> **What to do**
Please repeat every line below exactly, from the first to the last.

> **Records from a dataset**
##########

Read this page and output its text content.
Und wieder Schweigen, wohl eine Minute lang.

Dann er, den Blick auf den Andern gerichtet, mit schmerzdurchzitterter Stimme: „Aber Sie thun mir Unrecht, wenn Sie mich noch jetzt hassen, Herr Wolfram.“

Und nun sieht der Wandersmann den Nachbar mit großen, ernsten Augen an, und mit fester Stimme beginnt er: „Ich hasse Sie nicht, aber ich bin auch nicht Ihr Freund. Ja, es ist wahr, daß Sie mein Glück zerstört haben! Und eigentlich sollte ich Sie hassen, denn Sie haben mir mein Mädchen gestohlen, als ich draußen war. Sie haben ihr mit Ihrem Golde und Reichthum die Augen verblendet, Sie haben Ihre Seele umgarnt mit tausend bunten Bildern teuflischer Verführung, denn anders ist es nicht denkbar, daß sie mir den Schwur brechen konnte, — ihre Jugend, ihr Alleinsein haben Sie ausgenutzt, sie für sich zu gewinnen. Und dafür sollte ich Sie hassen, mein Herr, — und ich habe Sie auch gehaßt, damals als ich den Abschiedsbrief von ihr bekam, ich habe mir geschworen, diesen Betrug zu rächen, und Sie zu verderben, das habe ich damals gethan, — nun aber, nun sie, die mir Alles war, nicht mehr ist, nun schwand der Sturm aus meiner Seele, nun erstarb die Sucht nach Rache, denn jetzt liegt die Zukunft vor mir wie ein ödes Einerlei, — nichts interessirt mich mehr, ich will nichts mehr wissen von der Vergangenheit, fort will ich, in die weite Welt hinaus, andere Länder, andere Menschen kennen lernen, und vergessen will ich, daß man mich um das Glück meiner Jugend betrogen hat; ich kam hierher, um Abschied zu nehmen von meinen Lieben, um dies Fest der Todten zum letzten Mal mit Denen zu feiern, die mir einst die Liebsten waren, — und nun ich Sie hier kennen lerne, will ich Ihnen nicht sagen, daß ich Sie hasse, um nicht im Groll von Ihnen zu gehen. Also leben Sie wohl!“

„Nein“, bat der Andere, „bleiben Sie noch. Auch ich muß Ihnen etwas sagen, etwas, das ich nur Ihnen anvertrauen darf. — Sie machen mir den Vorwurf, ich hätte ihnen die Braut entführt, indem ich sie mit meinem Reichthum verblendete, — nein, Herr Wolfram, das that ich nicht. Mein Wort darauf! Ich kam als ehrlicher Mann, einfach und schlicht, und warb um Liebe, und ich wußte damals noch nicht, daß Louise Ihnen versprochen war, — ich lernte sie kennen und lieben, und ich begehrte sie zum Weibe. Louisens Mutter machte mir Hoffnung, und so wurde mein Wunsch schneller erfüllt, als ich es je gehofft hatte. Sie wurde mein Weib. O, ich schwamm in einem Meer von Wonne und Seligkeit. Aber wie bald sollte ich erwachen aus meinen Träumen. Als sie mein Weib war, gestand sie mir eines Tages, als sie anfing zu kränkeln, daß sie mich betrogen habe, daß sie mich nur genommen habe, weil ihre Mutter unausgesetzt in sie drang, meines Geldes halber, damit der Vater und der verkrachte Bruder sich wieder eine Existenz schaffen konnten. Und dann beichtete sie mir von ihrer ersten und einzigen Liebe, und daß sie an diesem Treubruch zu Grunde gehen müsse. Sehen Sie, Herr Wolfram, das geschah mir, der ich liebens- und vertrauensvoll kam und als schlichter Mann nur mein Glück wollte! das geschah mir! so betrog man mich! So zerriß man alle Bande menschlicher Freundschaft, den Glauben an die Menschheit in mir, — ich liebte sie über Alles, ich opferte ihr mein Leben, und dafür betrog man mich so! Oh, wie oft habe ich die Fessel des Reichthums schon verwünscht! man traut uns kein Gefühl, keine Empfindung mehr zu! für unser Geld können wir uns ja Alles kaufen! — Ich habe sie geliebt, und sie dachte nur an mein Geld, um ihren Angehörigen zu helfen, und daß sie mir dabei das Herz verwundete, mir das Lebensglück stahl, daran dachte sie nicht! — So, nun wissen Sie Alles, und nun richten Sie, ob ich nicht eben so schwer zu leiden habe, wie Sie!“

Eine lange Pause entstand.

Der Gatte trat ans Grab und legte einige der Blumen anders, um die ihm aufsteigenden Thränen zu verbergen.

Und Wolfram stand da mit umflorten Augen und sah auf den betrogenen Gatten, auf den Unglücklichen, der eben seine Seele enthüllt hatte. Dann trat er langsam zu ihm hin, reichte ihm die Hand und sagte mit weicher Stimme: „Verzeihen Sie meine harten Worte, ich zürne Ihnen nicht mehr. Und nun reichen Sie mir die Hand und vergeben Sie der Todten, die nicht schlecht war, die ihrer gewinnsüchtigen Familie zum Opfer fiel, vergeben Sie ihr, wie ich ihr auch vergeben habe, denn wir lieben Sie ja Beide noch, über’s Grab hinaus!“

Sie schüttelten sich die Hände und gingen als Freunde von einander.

##########

> **Task result**
Read this page and output its text content.
Und wieder Schweigen, wohl eine Minute lang.

Dann er, den Blick auf den Andern gerichtet, mit schmerzdurchzitterter Stimme: „Aber Sie thun mir Unrecht, wenn Sie mich noch jetzt hassen, Herr Wolfram.“

Und nun sieht der Wandersmann den Nachbar mit großen, ernsten Augen an, und mit fester Stimme beginnt er: „Ich hasse Sie nicht, aber ich bin auch nicht Ihr Freund. Ja, es ist wahr, daß Sie mein Glück zerstört haben! Und eigentlich sollte ich Sie hassen, denn Sie haben mir mein Mädchen gestohlen, als ich draußen war. Sie haben ihr mit Ihrem Golde und Reichthum die Augen verblendet, Sie haben Ihre Seele umgarnt mit tausend bunten Bildern teuflischer Verführung, denn anders ist es nicht denkbar, daß sie mir den Schwur brechen konnte, — ihre Jugend, ihr Alleinsein haben Sie ausgenutzt, sie für sich zu gewinnen. Und dafür sollte ich Sie hassen, mein Herr, — und ich habe Sie auch gehaßt, damals als ich den Abschiedsbrief von ihr bekam, ich habe mir geschworen, diesen Betrug zu rächen, und Sie zu verderben, das habe ich damals gethan, — nun aber, nun sie, die mir Alles war, nicht mehr ist, nun schwand der Sturm aus meiner Seele, nun erstarb die Sucht nach Rache, denn jetzt liegt die Zukunft vor mir wie ein ödes Einerlei, — nichts interessirt mich mehr, ich will nichts mehr wissen von der Vergangenheit, fort will ich, in die weite Welt hinaus, andere Länder, andere Menschen kennen lernen, und vergessen will ich, daß man mich um das Glück meiner Jugend betrogen hat; ich kam hierher, um Abschied zu nehmen von meinen Lieben, um dies Fest der Todten zum letzten Mal mit Denen zu feiern, die mir einst die Liebsten waren, — und nun ich Sie hier kennen lerne, will ich Ihnen nicht sagen, daß ich Sie hasse, um nicht im Groll von Ihnen zu gehen. Also leben Sie wohl!“

„Nein“, bat der Andere, „bleiben Sie noch. Auch ich muß Ihnen etwas sagen, etwas, das ich nur Ihnen anvertrauen darf. — Sie machen mir den Vorwurf, ich hätte ihnen die Braut entführt, indem ich sie mit meinem Reichthum verblendete, — nein, Herr Wolfram, das that ich nicht. Mein Wort darauf! Ich kam als ehrlicher Mann, einfach und schlicht, und warb um Liebe, und ich wußte damals noch nicht, daß Louise Ihnen versprochen war, — ich lernte sie kennen und lieben, und ich begehrte sie zum Weibe. Louisens Mutter machte mir Hoffnung, und so wurde mein Wunsch schneller erfüllt, als ich es je gehofft hatte. Sie wurde mein Weib. O, ich schwamm in einem Meer von Wonne und Seligkeit. Aber wie bald sollte ich erwachen aus meinen Träumen. Als sie mein Weib war, gestand sie mir eines Tages, als sie anfing zu kränkeln, daß sie mich betrogen habe, daß sie mich nur genommen habe, weil ihre Mutter unausgesetzt in sie drang, meines Geldes halber, damit der Vater und der verkrachte Bruder sich wieder eine Existenz schaffen konnten. Und dann beichtete sie mir von ihrer ersten und einzigen Liebe, und daß sie an diesem Treubruch zu Grunde gehen müsse. Sehen Sie, Herr Wolfram, das geschah mir, der ich liebens- und vertrauensvoll kam und als schlichter Mann nur mein Glück wollte! das geschah mir! so betrog man mich! So zerriß man alle Bande menschlicher Freundschaft, den Glauben an die Menschheit in mir, — ich liebte sie über Alles, ich opferte ihr mein Leben, und dafür betrog man mich so! Oh, wie oft habe ich die Fessel des Reichthums schon verwünscht! man traut uns kein Gefühl, keine Empfindung mehr zu! für unser Geld können wir uns ja Alles kaufen! — Ich habe sie geliebt, und sie dachte nur an mein Geld, um ihren Angehörigen zu helfen, und daß sie mir dabei das Herz verwundete, mir das Lebensglück stahl, daran dachte sie nicht! — So, nun wissen Sie Alles, und nun richten Sie, ob ich nicht eben so schwer zu leiden habe, wie Sie!“

Eine lange Pause entstand.

Der Gatte trat ans Grab und legte einige der Blumen anders, um die ihm aufsteigenden Thränen zu verbergen.

Und Wolfram stand da mit umflorten Augen und sah auf den betrogenen Gatten, auf den Unglücklichen, der eben seine Seele enthüllt hatte. Dann trat er langsam zu ihm hin, reichte ihm die Hand und sagte mit weicher Stimme: „Verzeihen Sie meine harten Worte, ich zürne Ihnen nicht mehr. Und nun reichen Sie mir die Hand und vergeben Sie der Todten, die nicht schlecht war, die ihrer gewinnsüchtigen Familie zum Opfer fiel, vergeben Sie ihr, wie ich ihr auch vergeben habe, denn wir lieben Sie ja Beide noch, über’s Grab hinaus!“

Sie schüttelten sich die Hände und gingen als Freunde von einander.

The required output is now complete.